Aim
Using the listing below, extract each line that has the word "icon" in it.

(Collected data entries)
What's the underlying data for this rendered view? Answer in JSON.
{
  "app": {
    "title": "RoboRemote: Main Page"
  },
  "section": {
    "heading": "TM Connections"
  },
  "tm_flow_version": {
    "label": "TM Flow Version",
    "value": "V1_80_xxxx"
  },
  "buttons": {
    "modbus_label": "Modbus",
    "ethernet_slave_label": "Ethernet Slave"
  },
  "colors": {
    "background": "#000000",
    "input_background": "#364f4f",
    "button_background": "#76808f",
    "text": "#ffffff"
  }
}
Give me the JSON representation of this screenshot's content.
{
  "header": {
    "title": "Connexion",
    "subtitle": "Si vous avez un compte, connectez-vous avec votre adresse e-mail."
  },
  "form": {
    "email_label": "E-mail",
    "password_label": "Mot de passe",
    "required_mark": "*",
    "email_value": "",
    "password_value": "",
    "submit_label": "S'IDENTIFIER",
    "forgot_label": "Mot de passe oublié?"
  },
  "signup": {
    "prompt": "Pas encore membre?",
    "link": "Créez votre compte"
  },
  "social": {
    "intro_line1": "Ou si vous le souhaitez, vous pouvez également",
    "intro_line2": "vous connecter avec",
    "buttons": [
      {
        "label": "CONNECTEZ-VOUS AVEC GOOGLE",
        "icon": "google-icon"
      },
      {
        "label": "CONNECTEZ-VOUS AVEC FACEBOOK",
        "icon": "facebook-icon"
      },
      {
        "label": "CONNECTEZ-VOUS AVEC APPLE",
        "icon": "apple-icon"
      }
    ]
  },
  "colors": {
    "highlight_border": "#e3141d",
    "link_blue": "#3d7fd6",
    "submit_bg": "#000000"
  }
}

Output of the exercise
        "icon": "google-icon"
        "icon": "facebook-icon"
        "icon": "apple-icon"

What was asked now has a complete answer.